Items from a figure collection:

====

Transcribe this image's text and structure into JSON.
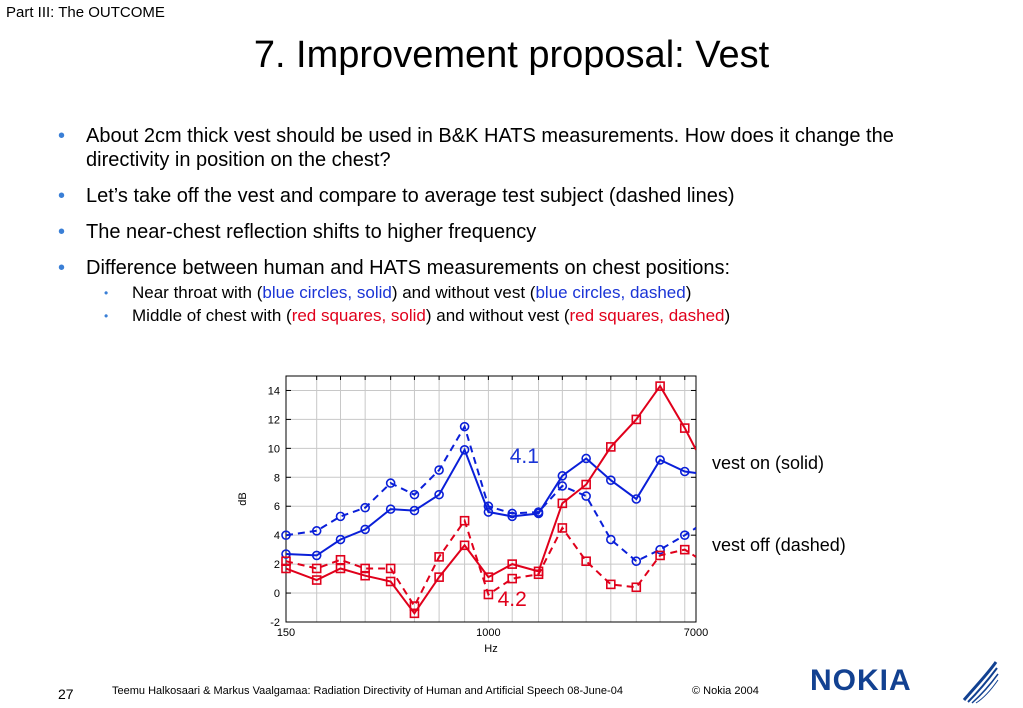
{
  "header": {
    "section": "Part III: The OUTCOME",
    "title": "7. Improvement proposal: Vest"
  },
  "bullets": [
    "About 2cm thick vest should be used in B&K HATS measurements. How does it change the directivity in position on the chest?",
    "Let’s take off the vest and compare to average test subject (dashed lines)",
    "The near-chest reflection shifts to higher frequency",
    "Difference between human and HATS measurements on chest positions:"
  ],
  "sub_bullets": [
    {
      "pre": "Near throat with (",
      "c1": "blue circles, solid",
      "mid": ") and without vest (",
      "c2": "blue circles, dashed",
      "post": ")"
    },
    {
      "pre": "Middle of chest with (",
      "c1": "red squares, solid",
      "mid": ") and without vest (",
      "c2": "red squares, dashed",
      "post": ")"
    }
  ],
  "notes": {
    "vest_on": "vest on (solid)",
    "vest_off": "vest off (dashed)"
  },
  "chart_data": {
    "type": "line",
    "x_scale": "log",
    "xlim": [
      150,
      7000
    ],
    "ylim": [
      -2,
      15
    ],
    "xlabel": "Hz",
    "ylabel": "dB",
    "x_ticks": [
      150,
      1000,
      7000
    ],
    "y_ticks": [
      -2,
      0,
      2,
      4,
      6,
      8,
      10,
      12,
      14
    ],
    "x": [
      150,
      200,
      250,
      315,
      400,
      500,
      630,
      800,
      1000,
      1250,
      1600,
      2000,
      2500,
      3150,
      4000,
      5000,
      6300,
      7000
    ],
    "grid": true,
    "annotations": [
      {
        "text": "4.1",
        "x": 1400,
        "y": 9.0,
        "color": "#1a34d6"
      },
      {
        "text": "4.2",
        "x": 1250,
        "y": -0.9,
        "color": "#e0001b"
      }
    ],
    "series": [
      {
        "marker": "circle",
        "line": "solid",
        "color": "#0a1fd8",
        "values": [
          2.7,
          2.6,
          3.7,
          4.4,
          5.8,
          5.7,
          6.8,
          9.9,
          5.6,
          5.3,
          5.5,
          8.1,
          9.3,
          7.8,
          6.5,
          9.2,
          8.4,
          8.3
        ]
      },
      {
        "marker": "circle",
        "line": "dashed",
        "color": "#0a1fd8",
        "values": [
          4.0,
          4.3,
          5.3,
          5.9,
          7.6,
          6.8,
          8.5,
          11.5,
          6.0,
          5.5,
          5.6,
          7.4,
          6.7,
          3.7,
          2.2,
          3.0,
          4.0,
          4.5
        ]
      },
      {
        "marker": "square",
        "line": "solid",
        "color": "#e0001b",
        "values": [
          1.7,
          0.9,
          1.7,
          1.2,
          0.8,
          -1.4,
          1.1,
          3.3,
          1.1,
          2.0,
          1.5,
          6.2,
          7.5,
          10.1,
          12.0,
          14.3,
          11.4,
          9.9
        ]
      },
      {
        "marker": "square",
        "line": "dashed",
        "color": "#e0001b",
        "values": [
          2.2,
          1.7,
          2.3,
          1.7,
          1.7,
          -0.9,
          2.5,
          5.0,
          -0.1,
          1.0,
          1.3,
          4.5,
          2.2,
          0.6,
          0.4,
          2.6,
          3.0,
          2.5
        ]
      }
    ]
  },
  "footer": {
    "page": "27",
    "text": "Teemu Halkosaari & Markus Vaalgamaa: Radiation Directivity of Human and Artificial Speech  08-June-04",
    "copyright": "© Nokia 2004",
    "logo": "NOKIA"
  }
}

====

> INSTRUCTIONS FOR THE TASK
Without including any pictures, print all of the material exactly as given.

> OUTPUT
Transcribe this image's text and structure into JSON.
{
  "header": {
    "section": "Part III: The OUTCOME",
    "title": "7. Improvement proposal: Vest"
  },
  "bullets": [
    "About 2cm thick vest should be used in B&K HATS measurements. How does it change the directivity in position on the chest?",
    "Let’s take off the vest and compare to average test subject (dashed lines)",
    "The near-chest reflection shifts to higher frequency",
    "Difference between human and HATS measurements on chest positions:"
  ],
  "sub_bullets": [
    {
      "pre": "Near throat with (",
      "c1": "blue circles, solid",
      "mid": ") and without vest (",
      "c2": "blue circles, dashed",
      "post": ")"
    },
    {
      "pre": "Middle of chest with (",
      "c1": "red squares, solid",
      "mid": ") and without vest (",
      "c2": "red squares, dashed",
      "post": ")"
    }
  ],
  "notes": {
    "vest_on": "vest on (solid)",
    "vest_off": "vest off (dashed)"
  },
  "chart_data": {
    "type": "line",
    "x_scale": "log",
    "xlim": [
      150,
      7000
    ],
    "ylim": [
      -2,
      15
    ],
    "xlabel": "Hz",
    "ylabel": "dB",
    "x_ticks": [
      150,
      1000,
      7000
    ],
    "y_ticks": [
      -2,
      0,
      2,
      4,
      6,
      8,
      10,
      12,
      14
    ],
    "x": [
      150,
      200,
      250,
      315,
      400,
      500,
      630,
      800,
      1000,
      1250,
      1600,
      2000,
      2500,
      3150,
      4000,
      5000,
      6300,
      7000
    ],
    "grid": true,
    "annotations": [
      {
        "text": "4.1",
        "x": 1400,
        "y": 9.0,
        "color": "#1a34d6"
      },
      {
        "text": "4.2",
        "x": 1250,
        "y": -0.9,
        "color": "#e0001b"
      }
    ],
    "series": [
      {
        "marker": "circle",
        "line": "solid",
        "color": "#0a1fd8",
        "values": [
          2.7,
          2.6,
          3.7,
          4.4,
          5.8,
          5.7,
          6.8,
          9.9,
          5.6,
          5.3,
          5.5,
          8.1,
          9.3,
          7.8,
          6.5,
          9.2,
          8.4,
          8.3
        ]
      },
      {
        "marker": "circle",
        "line": "dashed",
        "color": "#0a1fd8",
        "values": [
          4.0,
          4.3,
          5.3,
          5.9,
          7.6,
          6.8,
          8.5,
          11.5,
          6.0,
          5.5,
          5.6,
          7.4,
          6.7,
          3.7,
          2.2,
          3.0,
          4.0,
          4.5
        ]
      },
      {
        "marker": "square",
        "line": "solid",
        "color": "#e0001b",
        "values": [
          1.7,
          0.9,
          1.7,
          1.2,
          0.8,
          -1.4,
          1.1,
          3.3,
          1.1,
          2.0,
          1.5,
          6.2,
          7.5,
          10.1,
          12.0,
          14.3,
          11.4,
          9.9
        ]
      },
      {
        "marker": "square",
        "line": "dashed",
        "color": "#e0001b",
        "values": [
          2.2,
          1.7,
          2.3,
          1.7,
          1.7,
          -0.9,
          2.5,
          5.0,
          -0.1,
          1.0,
          1.3,
          4.5,
          2.2,
          0.6,
          0.4,
          2.6,
          3.0,
          2.5
        ]
      }
    ]
  },
  "footer": {
    "page": "27",
    "text": "Teemu Halkosaari & Markus Vaalgamaa: Radiation Directivity of Human and Artificial Speech  08-June-04",
    "copyright": "© Nokia 2004",
    "logo": "NOKIA"
  }
}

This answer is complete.